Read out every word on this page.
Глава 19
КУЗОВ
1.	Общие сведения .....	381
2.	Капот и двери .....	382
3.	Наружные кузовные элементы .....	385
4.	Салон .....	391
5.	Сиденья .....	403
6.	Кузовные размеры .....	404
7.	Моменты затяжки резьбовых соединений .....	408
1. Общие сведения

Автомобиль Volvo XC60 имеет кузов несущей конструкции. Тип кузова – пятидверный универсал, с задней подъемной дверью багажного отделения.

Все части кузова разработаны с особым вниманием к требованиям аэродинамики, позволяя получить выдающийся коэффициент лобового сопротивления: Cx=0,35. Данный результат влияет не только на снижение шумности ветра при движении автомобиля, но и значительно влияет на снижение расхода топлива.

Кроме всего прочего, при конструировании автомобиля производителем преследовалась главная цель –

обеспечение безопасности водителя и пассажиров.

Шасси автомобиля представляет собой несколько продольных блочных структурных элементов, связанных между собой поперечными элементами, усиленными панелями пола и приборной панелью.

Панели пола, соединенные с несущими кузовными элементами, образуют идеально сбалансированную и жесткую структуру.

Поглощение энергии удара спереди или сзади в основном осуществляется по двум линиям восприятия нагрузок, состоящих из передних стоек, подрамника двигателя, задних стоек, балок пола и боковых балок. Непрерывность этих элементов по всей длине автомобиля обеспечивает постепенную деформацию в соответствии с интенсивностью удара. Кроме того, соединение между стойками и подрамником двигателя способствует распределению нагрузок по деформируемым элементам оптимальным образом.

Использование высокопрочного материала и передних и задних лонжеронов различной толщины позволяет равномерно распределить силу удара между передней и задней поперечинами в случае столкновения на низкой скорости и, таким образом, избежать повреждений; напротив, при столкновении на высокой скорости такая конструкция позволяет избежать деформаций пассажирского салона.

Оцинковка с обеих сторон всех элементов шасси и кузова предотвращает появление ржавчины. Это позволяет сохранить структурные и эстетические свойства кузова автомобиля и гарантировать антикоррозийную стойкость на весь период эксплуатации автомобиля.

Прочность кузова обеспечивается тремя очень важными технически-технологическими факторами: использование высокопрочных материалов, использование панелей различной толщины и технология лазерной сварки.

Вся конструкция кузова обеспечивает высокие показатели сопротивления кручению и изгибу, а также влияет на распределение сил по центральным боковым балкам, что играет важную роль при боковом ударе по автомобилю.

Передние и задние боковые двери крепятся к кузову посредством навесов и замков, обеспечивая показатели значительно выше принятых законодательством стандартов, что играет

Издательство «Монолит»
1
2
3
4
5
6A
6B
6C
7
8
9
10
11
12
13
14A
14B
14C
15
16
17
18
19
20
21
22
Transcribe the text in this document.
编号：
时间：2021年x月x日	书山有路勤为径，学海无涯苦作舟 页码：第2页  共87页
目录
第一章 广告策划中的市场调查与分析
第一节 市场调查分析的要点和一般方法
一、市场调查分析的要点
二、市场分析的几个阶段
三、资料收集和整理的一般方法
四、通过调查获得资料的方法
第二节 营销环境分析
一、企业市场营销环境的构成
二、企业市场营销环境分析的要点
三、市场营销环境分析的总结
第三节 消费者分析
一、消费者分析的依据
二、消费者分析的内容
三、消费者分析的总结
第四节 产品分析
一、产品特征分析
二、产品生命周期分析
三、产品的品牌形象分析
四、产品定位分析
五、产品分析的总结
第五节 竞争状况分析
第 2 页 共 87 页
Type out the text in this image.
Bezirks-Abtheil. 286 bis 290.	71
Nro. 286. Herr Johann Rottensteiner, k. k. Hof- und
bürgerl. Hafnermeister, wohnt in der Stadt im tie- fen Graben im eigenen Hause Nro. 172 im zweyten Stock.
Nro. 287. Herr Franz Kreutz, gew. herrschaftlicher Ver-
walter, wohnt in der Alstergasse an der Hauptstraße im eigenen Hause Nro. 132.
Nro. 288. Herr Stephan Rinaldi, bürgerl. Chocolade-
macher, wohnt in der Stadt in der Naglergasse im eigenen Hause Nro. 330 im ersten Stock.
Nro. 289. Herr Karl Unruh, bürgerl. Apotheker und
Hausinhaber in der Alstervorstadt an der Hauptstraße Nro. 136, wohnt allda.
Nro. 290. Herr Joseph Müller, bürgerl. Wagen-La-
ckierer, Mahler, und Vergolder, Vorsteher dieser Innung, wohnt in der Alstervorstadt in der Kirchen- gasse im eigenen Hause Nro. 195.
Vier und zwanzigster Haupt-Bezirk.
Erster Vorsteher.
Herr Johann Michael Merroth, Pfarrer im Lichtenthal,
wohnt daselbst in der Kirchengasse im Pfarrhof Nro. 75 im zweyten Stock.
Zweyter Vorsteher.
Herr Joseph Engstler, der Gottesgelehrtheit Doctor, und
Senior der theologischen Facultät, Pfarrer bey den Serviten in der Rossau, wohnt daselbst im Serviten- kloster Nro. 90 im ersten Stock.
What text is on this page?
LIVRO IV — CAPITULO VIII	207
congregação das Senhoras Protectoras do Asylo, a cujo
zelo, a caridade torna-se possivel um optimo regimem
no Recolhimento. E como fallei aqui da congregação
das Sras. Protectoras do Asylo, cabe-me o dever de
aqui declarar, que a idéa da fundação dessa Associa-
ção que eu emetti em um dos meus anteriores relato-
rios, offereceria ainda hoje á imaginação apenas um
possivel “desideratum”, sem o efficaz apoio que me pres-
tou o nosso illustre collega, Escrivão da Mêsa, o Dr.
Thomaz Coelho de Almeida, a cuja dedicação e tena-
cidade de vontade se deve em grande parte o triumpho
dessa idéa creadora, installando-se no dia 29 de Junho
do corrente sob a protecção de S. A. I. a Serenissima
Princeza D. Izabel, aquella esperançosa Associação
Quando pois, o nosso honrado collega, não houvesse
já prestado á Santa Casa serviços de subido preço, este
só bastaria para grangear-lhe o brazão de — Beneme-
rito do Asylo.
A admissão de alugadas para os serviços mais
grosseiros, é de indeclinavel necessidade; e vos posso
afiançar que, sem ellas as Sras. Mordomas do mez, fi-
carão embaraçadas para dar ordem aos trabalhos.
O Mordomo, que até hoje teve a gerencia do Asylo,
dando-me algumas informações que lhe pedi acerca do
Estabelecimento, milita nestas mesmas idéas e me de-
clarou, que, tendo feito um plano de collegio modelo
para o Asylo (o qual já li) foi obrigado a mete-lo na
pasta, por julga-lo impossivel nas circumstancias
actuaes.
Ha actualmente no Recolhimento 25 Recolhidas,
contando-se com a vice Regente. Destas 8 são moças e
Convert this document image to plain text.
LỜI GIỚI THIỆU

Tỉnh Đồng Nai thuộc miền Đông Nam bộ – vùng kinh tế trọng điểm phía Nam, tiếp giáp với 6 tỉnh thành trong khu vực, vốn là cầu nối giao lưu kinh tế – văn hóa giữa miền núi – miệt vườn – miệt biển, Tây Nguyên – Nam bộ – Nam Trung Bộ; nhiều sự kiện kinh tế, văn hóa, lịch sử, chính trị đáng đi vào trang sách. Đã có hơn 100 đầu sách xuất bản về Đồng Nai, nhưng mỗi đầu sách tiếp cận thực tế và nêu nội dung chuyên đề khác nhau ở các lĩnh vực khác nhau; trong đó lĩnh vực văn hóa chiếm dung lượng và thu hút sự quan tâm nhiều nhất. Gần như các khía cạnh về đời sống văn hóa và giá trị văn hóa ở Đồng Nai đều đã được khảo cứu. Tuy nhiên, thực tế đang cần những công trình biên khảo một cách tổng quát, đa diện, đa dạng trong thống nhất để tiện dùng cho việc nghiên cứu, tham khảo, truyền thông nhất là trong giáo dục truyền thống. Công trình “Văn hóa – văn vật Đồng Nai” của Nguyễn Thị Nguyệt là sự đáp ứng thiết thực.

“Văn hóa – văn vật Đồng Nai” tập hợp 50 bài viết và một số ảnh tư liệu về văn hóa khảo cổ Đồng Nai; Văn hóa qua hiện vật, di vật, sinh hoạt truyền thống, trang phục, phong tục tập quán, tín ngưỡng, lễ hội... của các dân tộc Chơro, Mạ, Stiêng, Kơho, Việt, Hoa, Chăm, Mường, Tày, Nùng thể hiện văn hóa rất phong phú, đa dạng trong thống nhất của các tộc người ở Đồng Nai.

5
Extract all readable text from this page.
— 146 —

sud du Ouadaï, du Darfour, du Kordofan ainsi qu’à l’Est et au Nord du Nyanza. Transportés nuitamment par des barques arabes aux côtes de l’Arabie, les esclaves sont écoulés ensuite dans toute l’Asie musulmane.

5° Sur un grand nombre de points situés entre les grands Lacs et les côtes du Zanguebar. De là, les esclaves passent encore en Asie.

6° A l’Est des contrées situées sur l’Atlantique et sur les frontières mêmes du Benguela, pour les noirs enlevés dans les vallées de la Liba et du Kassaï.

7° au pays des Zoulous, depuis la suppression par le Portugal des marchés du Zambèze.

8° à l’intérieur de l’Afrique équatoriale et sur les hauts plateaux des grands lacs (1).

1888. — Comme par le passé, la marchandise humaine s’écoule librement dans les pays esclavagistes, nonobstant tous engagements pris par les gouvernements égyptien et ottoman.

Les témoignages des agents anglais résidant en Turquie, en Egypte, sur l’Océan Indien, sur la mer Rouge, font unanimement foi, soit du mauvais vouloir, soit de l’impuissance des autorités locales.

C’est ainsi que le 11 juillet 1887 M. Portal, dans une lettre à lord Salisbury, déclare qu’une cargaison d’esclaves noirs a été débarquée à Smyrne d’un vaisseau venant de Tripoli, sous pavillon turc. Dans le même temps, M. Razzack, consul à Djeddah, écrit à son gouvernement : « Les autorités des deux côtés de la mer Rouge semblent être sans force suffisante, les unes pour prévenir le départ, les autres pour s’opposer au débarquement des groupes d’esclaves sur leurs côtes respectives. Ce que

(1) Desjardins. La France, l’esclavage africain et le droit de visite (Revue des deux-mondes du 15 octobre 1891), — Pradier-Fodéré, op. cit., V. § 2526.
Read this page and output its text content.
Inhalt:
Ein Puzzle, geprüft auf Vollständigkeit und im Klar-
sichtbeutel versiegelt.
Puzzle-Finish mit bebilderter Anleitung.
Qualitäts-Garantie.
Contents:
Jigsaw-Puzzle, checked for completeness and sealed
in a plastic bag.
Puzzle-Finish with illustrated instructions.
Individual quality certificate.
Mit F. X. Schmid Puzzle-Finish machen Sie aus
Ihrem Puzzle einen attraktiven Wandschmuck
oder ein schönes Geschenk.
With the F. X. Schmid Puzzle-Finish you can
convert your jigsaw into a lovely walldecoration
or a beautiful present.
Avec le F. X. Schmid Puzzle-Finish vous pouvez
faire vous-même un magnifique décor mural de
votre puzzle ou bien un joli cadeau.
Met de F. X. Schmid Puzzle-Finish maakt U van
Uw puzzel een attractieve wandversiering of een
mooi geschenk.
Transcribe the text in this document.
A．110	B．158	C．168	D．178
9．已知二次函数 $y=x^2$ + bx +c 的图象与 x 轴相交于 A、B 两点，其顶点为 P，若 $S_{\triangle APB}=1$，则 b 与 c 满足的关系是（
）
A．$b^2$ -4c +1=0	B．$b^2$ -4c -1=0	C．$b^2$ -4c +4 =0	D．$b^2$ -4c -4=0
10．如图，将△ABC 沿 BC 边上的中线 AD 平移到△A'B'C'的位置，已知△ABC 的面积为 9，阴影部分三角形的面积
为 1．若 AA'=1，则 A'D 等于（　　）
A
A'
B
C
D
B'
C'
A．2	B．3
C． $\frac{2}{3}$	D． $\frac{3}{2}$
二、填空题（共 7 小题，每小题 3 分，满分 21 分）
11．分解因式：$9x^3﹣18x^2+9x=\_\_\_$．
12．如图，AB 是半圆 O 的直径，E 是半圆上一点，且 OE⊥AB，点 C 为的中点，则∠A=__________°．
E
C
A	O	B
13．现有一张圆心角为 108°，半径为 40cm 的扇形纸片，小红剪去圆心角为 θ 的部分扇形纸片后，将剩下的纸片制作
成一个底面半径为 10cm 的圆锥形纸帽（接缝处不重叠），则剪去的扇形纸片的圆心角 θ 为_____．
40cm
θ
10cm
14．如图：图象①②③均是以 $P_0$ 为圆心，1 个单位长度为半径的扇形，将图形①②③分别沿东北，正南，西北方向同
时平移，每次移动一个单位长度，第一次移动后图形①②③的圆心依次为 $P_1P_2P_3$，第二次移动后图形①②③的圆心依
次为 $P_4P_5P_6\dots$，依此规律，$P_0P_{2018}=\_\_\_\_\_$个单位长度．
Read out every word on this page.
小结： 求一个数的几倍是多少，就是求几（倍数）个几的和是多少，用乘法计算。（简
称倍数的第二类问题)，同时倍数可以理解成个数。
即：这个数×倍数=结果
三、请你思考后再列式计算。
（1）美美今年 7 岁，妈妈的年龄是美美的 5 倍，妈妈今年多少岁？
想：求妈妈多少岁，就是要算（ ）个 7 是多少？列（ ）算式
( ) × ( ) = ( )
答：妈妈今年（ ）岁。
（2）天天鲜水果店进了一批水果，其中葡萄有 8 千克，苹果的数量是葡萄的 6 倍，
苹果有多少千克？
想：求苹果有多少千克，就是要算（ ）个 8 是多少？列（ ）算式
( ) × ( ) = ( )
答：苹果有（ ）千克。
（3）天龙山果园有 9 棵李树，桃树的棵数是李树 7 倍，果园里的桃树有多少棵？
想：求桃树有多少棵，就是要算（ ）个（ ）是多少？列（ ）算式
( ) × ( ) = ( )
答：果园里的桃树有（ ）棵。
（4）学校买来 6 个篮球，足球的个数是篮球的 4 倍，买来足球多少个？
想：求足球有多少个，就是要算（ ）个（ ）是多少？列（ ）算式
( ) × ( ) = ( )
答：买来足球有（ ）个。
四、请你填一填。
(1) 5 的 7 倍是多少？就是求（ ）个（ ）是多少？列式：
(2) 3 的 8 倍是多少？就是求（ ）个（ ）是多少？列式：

━━━━━━━━━━━━━━━━━━━━━━━━━━━━━━

= YOUR OBJECTIVE =
Only the number is wanted: how many lines contain the string "влияет"?

= EXERCISE ANSWER =
2